## begin

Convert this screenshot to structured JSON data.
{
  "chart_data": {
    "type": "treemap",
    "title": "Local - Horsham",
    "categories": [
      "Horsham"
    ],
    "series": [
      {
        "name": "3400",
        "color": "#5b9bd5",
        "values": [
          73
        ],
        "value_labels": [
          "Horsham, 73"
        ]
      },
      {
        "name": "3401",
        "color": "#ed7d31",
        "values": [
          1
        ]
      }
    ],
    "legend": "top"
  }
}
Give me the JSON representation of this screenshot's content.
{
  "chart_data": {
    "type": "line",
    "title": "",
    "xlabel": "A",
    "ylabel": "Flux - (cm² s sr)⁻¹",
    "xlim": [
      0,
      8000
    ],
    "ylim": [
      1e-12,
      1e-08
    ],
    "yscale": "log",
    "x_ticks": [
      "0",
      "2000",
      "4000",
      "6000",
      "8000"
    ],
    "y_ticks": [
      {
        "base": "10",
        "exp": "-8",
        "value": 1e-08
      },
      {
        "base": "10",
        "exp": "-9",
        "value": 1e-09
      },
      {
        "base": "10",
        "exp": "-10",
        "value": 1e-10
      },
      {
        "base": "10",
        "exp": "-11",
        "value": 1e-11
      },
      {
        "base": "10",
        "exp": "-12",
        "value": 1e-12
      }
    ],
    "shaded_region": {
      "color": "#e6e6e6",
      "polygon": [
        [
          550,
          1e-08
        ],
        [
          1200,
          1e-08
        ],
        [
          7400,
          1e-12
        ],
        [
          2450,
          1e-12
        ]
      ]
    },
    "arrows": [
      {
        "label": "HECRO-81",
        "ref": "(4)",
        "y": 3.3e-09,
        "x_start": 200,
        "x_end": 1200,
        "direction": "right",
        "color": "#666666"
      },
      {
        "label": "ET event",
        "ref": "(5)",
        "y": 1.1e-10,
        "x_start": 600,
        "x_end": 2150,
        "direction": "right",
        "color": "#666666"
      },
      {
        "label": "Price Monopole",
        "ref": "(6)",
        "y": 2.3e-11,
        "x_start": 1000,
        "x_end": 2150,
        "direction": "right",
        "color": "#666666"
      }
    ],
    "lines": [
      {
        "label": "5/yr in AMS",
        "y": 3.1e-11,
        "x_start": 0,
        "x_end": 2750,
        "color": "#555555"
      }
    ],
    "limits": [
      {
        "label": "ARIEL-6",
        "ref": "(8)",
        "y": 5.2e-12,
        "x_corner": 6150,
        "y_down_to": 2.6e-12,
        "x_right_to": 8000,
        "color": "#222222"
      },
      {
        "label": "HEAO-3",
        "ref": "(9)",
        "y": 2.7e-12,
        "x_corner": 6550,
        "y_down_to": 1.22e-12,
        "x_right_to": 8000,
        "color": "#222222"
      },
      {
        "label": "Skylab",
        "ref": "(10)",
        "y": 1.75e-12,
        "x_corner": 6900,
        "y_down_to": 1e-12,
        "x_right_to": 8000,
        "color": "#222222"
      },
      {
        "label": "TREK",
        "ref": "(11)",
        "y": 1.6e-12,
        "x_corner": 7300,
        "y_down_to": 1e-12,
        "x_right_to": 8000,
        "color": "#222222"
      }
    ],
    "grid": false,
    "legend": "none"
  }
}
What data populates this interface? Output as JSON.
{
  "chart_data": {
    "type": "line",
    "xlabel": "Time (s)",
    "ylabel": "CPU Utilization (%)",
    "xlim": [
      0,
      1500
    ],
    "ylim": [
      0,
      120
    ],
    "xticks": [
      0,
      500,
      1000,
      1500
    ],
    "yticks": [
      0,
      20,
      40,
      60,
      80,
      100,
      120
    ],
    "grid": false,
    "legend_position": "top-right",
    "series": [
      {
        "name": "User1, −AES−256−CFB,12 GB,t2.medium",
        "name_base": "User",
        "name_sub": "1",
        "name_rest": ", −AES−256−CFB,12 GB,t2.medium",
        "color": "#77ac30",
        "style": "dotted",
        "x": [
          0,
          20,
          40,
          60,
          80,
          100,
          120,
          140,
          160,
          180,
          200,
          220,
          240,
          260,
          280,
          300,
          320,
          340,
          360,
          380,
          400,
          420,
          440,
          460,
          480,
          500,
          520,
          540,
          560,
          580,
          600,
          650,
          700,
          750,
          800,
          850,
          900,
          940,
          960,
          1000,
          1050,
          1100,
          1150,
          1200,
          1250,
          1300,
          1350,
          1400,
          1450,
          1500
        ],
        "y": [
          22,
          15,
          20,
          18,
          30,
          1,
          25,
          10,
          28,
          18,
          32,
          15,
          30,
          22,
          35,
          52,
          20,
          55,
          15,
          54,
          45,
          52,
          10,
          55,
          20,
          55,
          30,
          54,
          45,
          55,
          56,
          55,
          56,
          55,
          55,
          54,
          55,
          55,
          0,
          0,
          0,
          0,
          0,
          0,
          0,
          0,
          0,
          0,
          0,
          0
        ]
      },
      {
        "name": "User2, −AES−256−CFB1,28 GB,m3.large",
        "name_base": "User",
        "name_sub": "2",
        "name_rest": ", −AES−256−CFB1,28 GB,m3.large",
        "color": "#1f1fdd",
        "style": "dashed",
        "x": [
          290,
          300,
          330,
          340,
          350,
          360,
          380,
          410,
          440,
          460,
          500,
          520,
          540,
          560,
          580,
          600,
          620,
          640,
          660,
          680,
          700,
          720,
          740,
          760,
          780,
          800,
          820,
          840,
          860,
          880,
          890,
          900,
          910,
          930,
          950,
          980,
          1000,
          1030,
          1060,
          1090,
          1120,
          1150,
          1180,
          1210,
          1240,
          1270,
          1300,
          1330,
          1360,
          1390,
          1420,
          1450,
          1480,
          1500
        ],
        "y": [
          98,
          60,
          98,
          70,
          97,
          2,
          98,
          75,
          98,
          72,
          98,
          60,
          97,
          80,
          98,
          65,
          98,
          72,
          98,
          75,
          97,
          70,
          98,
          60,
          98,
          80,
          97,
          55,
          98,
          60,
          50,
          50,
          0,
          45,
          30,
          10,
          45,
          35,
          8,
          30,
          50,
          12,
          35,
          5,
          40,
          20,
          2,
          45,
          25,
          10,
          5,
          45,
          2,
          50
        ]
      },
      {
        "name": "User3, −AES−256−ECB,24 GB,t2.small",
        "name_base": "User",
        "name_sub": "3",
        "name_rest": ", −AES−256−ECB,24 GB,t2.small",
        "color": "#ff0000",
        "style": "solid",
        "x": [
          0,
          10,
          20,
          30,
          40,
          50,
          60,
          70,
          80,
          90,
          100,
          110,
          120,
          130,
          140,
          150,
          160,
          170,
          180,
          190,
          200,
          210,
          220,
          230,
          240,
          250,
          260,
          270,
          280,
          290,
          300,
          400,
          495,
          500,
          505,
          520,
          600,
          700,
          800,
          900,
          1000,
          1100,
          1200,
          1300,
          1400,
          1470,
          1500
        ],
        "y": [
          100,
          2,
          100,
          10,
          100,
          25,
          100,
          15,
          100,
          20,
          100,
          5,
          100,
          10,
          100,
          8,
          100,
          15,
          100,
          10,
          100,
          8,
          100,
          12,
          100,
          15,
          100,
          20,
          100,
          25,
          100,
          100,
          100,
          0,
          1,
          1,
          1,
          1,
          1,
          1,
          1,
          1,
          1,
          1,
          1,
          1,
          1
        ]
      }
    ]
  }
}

## end
## begin

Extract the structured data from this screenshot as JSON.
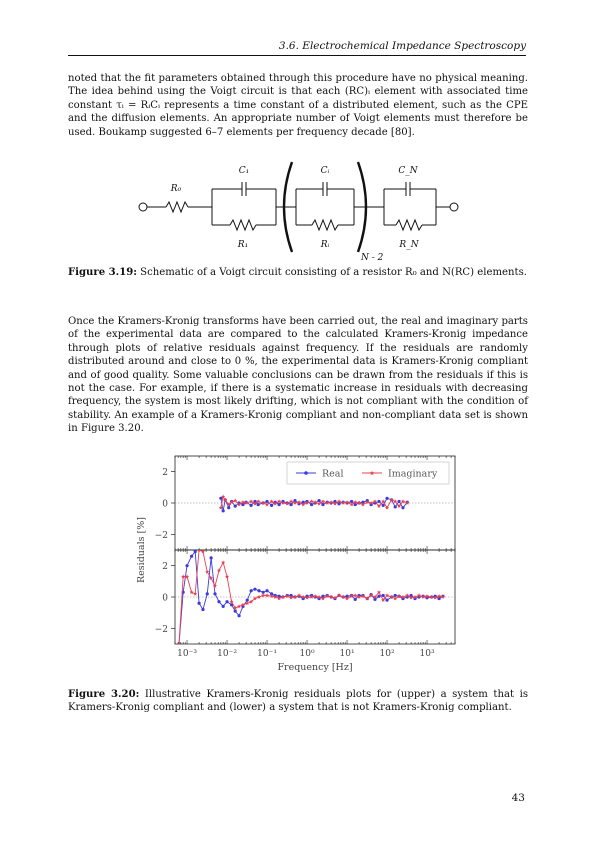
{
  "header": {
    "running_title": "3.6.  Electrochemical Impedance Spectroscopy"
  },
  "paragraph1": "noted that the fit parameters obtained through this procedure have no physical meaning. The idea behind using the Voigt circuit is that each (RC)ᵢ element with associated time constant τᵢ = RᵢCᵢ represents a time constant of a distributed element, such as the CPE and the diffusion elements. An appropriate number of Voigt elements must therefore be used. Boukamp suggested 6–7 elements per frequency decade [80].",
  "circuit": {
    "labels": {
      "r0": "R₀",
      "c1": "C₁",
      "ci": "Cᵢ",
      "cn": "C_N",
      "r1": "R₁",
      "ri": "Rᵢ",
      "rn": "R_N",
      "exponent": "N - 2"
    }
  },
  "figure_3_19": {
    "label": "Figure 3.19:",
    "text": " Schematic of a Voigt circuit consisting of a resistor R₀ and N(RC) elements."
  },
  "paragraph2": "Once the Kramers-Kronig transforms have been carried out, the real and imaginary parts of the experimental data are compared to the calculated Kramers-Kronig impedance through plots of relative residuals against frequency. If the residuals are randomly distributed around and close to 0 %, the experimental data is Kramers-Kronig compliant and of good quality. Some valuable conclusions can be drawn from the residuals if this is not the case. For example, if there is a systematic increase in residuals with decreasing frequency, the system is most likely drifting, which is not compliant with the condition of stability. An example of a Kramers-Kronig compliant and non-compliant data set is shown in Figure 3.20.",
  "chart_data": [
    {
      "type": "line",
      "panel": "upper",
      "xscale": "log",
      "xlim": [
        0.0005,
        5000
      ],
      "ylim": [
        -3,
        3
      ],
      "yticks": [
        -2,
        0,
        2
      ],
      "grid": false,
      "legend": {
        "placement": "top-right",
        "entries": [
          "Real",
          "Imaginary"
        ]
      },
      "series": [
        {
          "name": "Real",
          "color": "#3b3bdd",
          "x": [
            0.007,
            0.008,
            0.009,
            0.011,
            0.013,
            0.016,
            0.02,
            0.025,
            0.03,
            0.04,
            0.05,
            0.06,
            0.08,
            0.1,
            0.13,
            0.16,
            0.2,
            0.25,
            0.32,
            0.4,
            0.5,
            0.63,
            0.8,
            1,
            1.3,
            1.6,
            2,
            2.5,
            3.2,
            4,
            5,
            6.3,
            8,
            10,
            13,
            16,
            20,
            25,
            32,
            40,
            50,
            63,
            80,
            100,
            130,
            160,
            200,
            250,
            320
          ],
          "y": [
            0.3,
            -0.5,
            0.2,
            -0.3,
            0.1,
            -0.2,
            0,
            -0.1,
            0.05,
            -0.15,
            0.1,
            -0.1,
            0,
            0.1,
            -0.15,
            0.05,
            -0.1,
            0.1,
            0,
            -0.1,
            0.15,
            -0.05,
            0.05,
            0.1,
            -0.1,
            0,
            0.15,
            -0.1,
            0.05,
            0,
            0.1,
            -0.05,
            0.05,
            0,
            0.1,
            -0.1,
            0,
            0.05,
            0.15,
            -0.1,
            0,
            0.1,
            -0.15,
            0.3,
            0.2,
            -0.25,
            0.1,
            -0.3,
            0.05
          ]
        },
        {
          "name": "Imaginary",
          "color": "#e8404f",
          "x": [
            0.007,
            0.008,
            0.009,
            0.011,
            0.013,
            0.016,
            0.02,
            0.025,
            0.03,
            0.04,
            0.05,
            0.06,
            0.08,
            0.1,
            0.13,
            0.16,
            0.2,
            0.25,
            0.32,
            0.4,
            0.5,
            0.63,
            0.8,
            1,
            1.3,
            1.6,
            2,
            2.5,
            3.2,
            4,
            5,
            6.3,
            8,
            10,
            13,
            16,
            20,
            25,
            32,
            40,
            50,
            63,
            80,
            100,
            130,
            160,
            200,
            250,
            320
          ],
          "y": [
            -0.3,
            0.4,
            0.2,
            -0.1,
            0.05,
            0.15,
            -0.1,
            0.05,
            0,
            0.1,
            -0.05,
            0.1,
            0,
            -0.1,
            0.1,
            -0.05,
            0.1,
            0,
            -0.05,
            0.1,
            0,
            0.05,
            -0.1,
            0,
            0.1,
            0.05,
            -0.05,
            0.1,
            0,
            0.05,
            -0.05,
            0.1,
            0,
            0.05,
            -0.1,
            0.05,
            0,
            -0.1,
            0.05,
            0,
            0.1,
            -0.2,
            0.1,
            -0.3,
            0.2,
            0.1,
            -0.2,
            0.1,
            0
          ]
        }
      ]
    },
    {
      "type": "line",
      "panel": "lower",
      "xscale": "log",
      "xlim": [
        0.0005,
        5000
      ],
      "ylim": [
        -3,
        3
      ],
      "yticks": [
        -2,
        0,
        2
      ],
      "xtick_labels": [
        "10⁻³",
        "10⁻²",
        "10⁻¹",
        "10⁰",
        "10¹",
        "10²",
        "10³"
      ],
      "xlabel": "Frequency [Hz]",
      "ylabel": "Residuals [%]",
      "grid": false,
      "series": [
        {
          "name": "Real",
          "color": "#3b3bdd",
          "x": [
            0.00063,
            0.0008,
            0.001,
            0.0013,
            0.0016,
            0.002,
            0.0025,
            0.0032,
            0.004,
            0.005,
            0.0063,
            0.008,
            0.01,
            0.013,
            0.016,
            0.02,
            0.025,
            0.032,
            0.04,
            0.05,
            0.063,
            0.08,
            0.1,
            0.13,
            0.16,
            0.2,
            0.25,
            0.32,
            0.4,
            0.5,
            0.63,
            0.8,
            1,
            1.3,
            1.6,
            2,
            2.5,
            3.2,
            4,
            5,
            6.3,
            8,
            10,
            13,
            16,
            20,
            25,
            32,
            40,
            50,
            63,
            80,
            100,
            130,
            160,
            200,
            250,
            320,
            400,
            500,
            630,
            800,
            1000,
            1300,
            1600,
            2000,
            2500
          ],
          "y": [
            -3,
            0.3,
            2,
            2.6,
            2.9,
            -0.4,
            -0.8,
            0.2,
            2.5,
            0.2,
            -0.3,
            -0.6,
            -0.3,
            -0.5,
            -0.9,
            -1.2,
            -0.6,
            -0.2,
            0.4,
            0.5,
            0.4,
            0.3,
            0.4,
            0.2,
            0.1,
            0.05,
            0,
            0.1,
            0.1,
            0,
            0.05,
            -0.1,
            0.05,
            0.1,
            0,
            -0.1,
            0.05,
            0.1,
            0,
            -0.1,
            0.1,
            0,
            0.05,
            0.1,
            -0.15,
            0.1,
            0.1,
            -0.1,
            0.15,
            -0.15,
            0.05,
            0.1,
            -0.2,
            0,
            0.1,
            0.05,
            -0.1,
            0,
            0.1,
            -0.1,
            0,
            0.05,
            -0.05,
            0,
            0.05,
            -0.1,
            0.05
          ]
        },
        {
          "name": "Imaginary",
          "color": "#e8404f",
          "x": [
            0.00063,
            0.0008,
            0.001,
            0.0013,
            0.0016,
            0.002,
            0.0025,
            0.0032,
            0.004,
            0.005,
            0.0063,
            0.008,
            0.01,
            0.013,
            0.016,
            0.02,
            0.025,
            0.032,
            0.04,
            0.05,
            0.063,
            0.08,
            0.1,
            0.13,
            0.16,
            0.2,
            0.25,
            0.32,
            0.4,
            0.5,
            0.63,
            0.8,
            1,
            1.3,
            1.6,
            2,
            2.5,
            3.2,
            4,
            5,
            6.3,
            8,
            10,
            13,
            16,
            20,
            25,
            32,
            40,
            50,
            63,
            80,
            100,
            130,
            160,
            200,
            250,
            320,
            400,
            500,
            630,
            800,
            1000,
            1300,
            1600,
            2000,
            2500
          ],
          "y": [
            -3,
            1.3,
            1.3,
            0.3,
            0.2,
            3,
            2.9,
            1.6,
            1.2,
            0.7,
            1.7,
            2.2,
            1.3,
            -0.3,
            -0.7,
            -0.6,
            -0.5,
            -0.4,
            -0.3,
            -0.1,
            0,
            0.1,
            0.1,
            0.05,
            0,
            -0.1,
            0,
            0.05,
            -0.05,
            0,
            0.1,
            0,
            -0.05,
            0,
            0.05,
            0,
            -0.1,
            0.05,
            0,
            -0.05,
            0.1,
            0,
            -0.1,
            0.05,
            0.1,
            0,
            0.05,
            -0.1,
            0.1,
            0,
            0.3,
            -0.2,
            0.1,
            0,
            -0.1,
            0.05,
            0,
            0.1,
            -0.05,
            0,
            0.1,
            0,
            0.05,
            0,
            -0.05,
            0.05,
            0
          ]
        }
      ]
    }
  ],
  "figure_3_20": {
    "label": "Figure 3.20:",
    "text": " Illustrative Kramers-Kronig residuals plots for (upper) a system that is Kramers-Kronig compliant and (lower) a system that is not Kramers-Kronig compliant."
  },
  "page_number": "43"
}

## end

> Exercise directions
Return each line of the data that contains the string "Kramers".

> Output
  "paragraph2": "Once the Kramers-Kronig transforms have been carried out, the real and imaginary parts of the experimental data are compared to the calculated Kramers-Kronig impedance through plots of relative residuals against frequency. If the residuals are randomly distributed around and close to 0 %, the experimental data is Kramers-Kronig compliant and of good quality. Some valuable conclusions can be drawn from the residuals if this is not the case. For example, if there is a systematic increase in residuals with decreasing frequency, the system is most likely drifting, which is not compliant with the condition of stability. An example of a Kramers-Kronig compliant and non-compliant data set is shown in Figure 3.20.",
    "text": " Illustrative Kramers-Kronig residuals plots for (upper) a system that is Kramers-Kronig compliant and (lower) a system that is not Kramers-Kronig compliant."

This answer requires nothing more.